Requests >>
**1.** Answer these questions from the passage on retention knobs:
(a) At what torque does a CAT 40 toolholder begin to expand?
(b) Who demonstrated the High Torque retention knobs at the IMTS tradeshow?
(c) In JMPP's design, where in the toolholder does all thread engagement occur?
**2.** Pick up the passage on retention knobs after its last sentence and carry it forward.

Quoted passage >>
In his extensive research of the main standard retention knob manufacturers, Nietzold quickly found that all had deficiencies in their designs as it related to the CAT 40 standard. The fact is that CNC milling using V-Flange tooling is inherently flawed by design, as toolholder expansion occurs at the small end of the holder when a standard retention knob is installed.
Extensive testing has proven that a standard retention knob has the potential to expand the small end of the toolholder when it is installed with as little as 20 ft/lb. of torque—with a CAT 40 toolholder beginning to expand at 15 ft/lb. Of note, the extent of this expansion is variable, depending on the holder, the retention knob, and the installation practice.
While attending the IMTS tradeshow, Nietzold met with John Stoneback, President of JM Performance Products, who demonstrated the patented High Torque retention knobs. The uniquely designed knobs were able to resolve one of the most fundamental and long-standing problems in machining—improper seating of the toolholder in the spindle. Since tight tolerances are essential in high-speed machining if the toolholder doesn’t fit the spindle precisely, decreased productivity and reduced tool life are inevitable.
The key element of JMPP’s patented design is a knob that is longer on the thread side–reaching deeper into the cross-section of the holder’s threaded bore. All thread engagement occurs in a region of the toolholder where the cross-section is thicker to resist deformation. Additionally, a precision pilot also increases rigidity, which increases the rigidity of the toolholder itself at higher RPMs—so the knob can increase the tool life.

Stored rows >>
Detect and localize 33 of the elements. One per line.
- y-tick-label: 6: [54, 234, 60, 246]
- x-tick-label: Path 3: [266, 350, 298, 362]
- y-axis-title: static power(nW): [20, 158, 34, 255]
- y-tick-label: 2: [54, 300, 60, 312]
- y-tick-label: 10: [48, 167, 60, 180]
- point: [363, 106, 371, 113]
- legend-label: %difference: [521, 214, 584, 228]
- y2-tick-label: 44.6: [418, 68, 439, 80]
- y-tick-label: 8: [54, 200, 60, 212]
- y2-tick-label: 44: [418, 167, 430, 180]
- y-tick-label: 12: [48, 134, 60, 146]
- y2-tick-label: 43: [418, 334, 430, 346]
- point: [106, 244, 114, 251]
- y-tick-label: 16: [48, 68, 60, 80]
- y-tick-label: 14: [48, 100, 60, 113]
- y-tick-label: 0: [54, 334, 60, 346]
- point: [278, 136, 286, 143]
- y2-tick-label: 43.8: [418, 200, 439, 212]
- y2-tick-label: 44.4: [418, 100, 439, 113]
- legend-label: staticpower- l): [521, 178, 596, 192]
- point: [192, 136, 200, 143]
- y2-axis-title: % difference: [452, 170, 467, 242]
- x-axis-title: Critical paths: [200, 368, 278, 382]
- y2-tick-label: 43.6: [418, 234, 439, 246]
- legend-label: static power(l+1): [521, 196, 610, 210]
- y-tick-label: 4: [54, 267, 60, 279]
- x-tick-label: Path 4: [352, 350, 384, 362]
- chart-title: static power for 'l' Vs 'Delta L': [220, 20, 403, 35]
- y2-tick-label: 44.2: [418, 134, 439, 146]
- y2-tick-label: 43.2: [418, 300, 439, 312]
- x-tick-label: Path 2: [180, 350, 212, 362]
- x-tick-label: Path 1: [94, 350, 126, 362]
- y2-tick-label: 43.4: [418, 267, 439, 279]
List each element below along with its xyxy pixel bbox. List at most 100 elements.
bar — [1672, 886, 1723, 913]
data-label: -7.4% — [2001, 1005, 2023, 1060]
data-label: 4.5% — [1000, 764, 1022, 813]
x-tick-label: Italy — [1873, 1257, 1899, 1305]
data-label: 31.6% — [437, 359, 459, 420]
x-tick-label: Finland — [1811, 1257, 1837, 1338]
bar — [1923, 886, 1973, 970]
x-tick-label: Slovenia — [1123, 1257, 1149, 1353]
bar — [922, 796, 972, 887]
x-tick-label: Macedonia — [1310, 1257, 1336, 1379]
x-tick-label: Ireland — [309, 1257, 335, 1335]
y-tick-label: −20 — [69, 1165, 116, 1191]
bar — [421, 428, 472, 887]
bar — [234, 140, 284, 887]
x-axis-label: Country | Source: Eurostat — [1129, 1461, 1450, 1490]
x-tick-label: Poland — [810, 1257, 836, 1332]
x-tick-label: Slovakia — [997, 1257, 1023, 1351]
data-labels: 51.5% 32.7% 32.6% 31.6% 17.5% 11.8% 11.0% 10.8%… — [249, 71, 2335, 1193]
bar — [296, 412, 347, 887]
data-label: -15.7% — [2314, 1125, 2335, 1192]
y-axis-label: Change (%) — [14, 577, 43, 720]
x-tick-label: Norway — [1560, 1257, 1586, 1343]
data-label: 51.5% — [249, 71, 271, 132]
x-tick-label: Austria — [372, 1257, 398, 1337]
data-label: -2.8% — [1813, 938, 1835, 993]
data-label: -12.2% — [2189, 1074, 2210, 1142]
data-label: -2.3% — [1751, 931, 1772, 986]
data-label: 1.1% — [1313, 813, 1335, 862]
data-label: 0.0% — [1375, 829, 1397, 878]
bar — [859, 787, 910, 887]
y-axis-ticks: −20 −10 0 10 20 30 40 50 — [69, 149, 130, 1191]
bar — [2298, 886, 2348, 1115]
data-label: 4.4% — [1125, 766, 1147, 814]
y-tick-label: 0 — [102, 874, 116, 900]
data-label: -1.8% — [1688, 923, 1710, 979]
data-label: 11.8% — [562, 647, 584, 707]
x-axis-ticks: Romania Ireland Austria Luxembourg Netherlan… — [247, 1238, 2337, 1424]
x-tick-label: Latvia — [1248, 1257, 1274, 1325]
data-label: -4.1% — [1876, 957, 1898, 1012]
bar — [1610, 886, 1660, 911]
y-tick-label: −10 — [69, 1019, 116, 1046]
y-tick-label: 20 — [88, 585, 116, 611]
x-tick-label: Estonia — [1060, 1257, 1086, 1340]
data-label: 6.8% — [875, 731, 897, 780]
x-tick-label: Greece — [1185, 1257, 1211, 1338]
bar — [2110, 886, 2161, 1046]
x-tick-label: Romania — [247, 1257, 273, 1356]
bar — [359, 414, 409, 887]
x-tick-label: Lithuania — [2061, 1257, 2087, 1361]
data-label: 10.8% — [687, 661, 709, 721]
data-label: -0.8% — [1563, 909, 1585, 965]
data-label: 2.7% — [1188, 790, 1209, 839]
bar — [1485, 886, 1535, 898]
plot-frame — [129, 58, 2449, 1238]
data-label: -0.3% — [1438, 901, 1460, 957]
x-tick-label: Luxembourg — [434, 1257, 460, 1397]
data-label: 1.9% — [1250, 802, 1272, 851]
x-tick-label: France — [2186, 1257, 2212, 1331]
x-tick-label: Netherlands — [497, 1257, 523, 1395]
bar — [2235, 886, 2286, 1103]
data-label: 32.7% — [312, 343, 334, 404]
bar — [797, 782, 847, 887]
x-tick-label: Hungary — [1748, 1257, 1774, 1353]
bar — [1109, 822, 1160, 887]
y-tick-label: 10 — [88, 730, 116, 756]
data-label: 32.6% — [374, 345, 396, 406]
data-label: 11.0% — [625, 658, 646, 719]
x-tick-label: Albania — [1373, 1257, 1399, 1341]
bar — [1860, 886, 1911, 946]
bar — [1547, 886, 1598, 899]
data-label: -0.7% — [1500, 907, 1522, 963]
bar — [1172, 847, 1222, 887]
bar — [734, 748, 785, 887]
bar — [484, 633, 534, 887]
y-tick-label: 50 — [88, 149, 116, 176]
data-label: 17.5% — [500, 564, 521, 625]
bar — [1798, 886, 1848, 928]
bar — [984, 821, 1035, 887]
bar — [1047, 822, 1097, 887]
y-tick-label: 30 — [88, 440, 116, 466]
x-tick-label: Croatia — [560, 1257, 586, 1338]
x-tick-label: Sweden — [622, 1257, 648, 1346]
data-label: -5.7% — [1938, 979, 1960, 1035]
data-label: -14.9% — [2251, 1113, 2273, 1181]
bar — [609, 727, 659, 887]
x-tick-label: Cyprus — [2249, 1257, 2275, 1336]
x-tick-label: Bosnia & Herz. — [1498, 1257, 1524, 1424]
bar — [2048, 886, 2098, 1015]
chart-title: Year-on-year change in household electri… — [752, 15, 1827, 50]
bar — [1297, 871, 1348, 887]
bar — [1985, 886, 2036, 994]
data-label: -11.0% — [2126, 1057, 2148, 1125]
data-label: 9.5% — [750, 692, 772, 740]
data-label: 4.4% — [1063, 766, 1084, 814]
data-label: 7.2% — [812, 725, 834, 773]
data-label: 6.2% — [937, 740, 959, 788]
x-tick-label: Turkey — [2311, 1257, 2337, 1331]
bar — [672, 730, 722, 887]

Task-by-task results >>
**1.**
(a) 15 ft/lb.
(b) John Stoneback, President of JM Performance Products.
(c) In a region of the toolholder where the cross-section is thicker to resist deformation.

**2.**
According to Stoneback, “Critically, by increasing contact with upwards of 70% more spindle surface, a wide range of CNC milling issues are overcome including vibration and chatter, poor tolerances, non-repeatability, poor finishes, shortened tool life, excessive spindle wear and tear, run-out, and shallow depths of cuts.”
After returning from IMTS Nietzold quickly tested the new knob vs. the standard knob. First, he torqued the standard knob, cleaned the spindle, blued up the toolholder, and stuck it back in the spindle. He then removed the toolholder from the spindle to see what the contact patch looked like. He then cleaned up the toolholder and repeated the process with the JM High Torque retention knob. The results were obvious that the tool holders with the JM High Torque retention knobs were making much more spindle contact than the old retention knobs which led Nietzold to move forward with extensive in-house testing.
Nietzold tested the effectiveness by running a 3-inch diameter high feed inserted milling cutter in the rough milling operation on a large aerospace titanium component that was already in production with a validated process by switching over to the JM High Torque knob. He realized unexpected results as he immediately saw a 30% spindle load reduction. This allowed him to increase feed rates and depth of cut, which also was able to bring the spindle load back up to 100% load.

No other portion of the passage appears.